*The task:* From the listing, collect all lines containing the word "Begeleiden".

Dataset excerpt
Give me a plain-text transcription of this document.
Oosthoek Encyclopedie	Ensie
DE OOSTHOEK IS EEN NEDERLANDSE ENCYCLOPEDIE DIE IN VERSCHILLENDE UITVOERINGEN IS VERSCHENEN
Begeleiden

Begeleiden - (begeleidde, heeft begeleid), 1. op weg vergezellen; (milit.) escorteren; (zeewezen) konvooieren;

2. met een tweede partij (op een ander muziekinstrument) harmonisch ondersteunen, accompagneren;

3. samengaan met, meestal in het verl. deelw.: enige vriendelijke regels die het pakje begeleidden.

*Written solution:*
Begeleiden
Begeleiden - (begeleidde, heeft begeleid), 1. op weg vergezellen; (milit.) escorteren; (zeewezen) konvooieren;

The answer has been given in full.